#### AIM
Search the material below for the word "Specific". Copy every line that has it.

=-=-=-=-=

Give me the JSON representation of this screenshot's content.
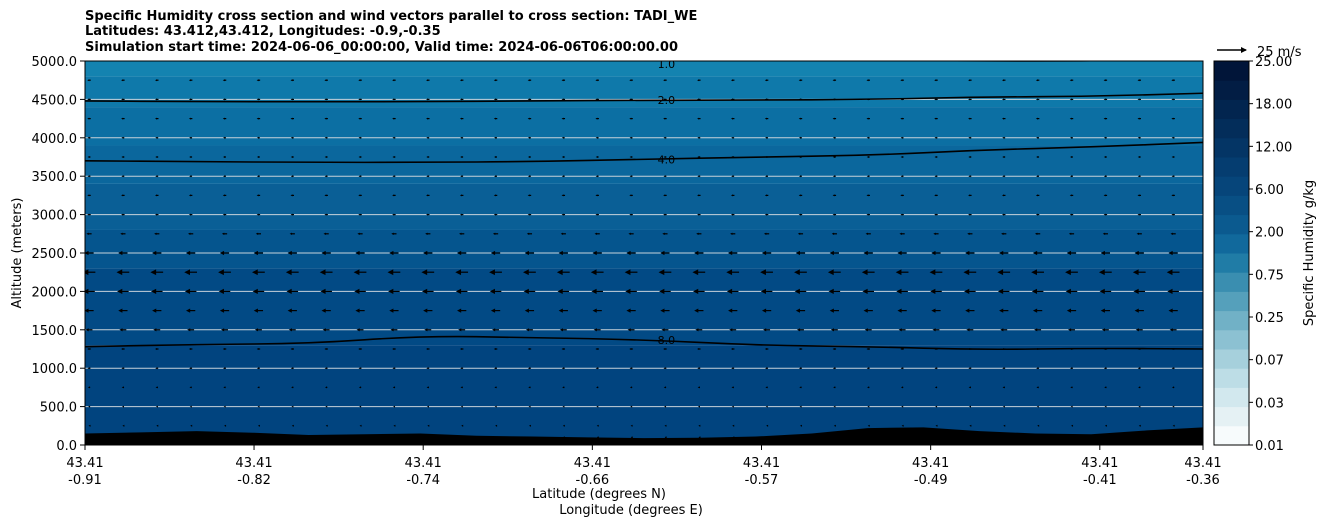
{
  "chart_data": {
    "type": "heatmap",
    "title_lines": [
      "Specific Humidity cross section and wind vectors parallel to cross section: TADI_WE",
      "Latitudes: 43.412,43.412, Longitudes: -0.9,-0.35",
      "Simulation start time: 2024-06-06_00:00:00, Valid time: 2024-06-06T06:00:00.00"
    ],
    "ylabel": "Altitude (meters)",
    "xlabel_lines": [
      "Latitude (degrees N)",
      "Longitude (degrees E)"
    ],
    "ylim": [
      0,
      5000
    ],
    "y_ticks": [
      "0.0",
      "500.0",
      "1000.0",
      "1500.0",
      "2000.0",
      "2500.0",
      "3000.0",
      "3500.0",
      "4000.0",
      "4500.0",
      "5000.0"
    ],
    "x_tick_labels": [
      [
        "43.41",
        "-0.91"
      ],
      [
        "43.41",
        "-0.82"
      ],
      [
        "43.41",
        "-0.74"
      ],
      [
        "43.41",
        "-0.66"
      ],
      [
        "43.41",
        "-0.57"
      ],
      [
        "43.41",
        "-0.49"
      ],
      [
        "43.41",
        "-0.41"
      ],
      [
        "43.41",
        "-0.36"
      ]
    ],
    "grid": "horizontal",
    "colorbar": {
      "label": "Specific Humidity g/kg",
      "tick_labels": [
        "0.01",
        "0.03",
        "0.07",
        "0.25",
        "0.75",
        "2.00",
        "6.00",
        "12.00",
        "18.00",
        "25.00"
      ],
      "colors": [
        "#f7fbfc",
        "#e5f1f4",
        "#d2e8ee",
        "#bddde6",
        "#a6d0dc",
        "#8cc1d2",
        "#71b1c6",
        "#55a0bb",
        "#3a8eb0",
        "#207ca6",
        "#11699c",
        "#0b5a8f",
        "#084f84",
        "#06457a",
        "#053d70",
        "#043565",
        "#032d5a",
        "#02254f",
        "#021d44",
        "#011539"
      ]
    },
    "wind_reference": {
      "label": "25 m/s",
      "speed": 25
    },
    "contours": [
      {
        "label": "1.0",
        "x": [
          0.0,
          0.1,
          0.2,
          0.3,
          0.4,
          0.5,
          0.6,
          0.7,
          0.8,
          0.9,
          1.0
        ],
        "y": [
          5010,
          5010,
          5010,
          5010,
          5010,
          5010,
          5010,
          5010,
          5000,
          5000,
          5030
        ]
      },
      {
        "label": "2.0",
        "x": [
          0.0,
          0.1,
          0.2,
          0.3,
          0.4,
          0.5,
          0.6,
          0.7,
          0.8,
          0.9,
          1.0
        ],
        "y": [
          4480,
          4470,
          4470,
          4470,
          4480,
          4490,
          4490,
          4500,
          4530,
          4540,
          4580
        ]
      },
      {
        "label": "4.0",
        "x": [
          0.0,
          0.1,
          0.2,
          0.3,
          0.4,
          0.5,
          0.6,
          0.7,
          0.8,
          0.9,
          1.0
        ],
        "y": [
          3700,
          3690,
          3680,
          3680,
          3690,
          3720,
          3750,
          3770,
          3840,
          3880,
          3940
        ]
      },
      {
        "label": "8.0",
        "x": [
          0.0,
          0.1,
          0.2,
          0.3,
          0.4,
          0.5,
          0.6,
          0.7,
          0.8,
          0.9,
          1.0
        ],
        "y": [
          1280,
          1310,
          1320,
          1420,
          1400,
          1370,
          1300,
          1280,
          1240,
          1260,
          1250
        ]
      }
    ],
    "terrain": {
      "x": [
        0.0,
        0.05,
        0.1,
        0.15,
        0.2,
        0.25,
        0.3,
        0.35,
        0.4,
        0.45,
        0.5,
        0.55,
        0.6,
        0.65,
        0.7,
        0.75,
        0.8,
        0.85,
        0.9,
        0.95,
        1.0
      ],
      "y": [
        150,
        165,
        180,
        160,
        130,
        140,
        150,
        120,
        110,
        100,
        90,
        95,
        110,
        150,
        220,
        230,
        180,
        150,
        140,
        190,
        230
      ]
    },
    "wind_profile": {
      "levels_m": [
        100,
        250,
        500,
        750,
        1000,
        1250,
        1500,
        1750,
        2000,
        2250,
        2500,
        2750,
        3000,
        3250,
        3500,
        3750,
        4000,
        4250,
        4500,
        4750
      ],
      "u_ms": [
        -0.5,
        -0.8,
        -1.5,
        -2.0,
        -2.5,
        -3.0,
        -6.0,
        -8.0,
        -10.0,
        -11.0,
        -8.0,
        -4.5,
        -3.0,
        -3.0,
        -2.5,
        -2.5,
        -2.5,
        -3.0,
        -3.0,
        -3.0
      ]
    }
  }
}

=-=-=-=-=

#### COMPLETE RESPONSE
      "Specific Humidity cross section and wind vectors parallel to cross section: TADI_WE",
      "label": "Specific Humidity g/kg",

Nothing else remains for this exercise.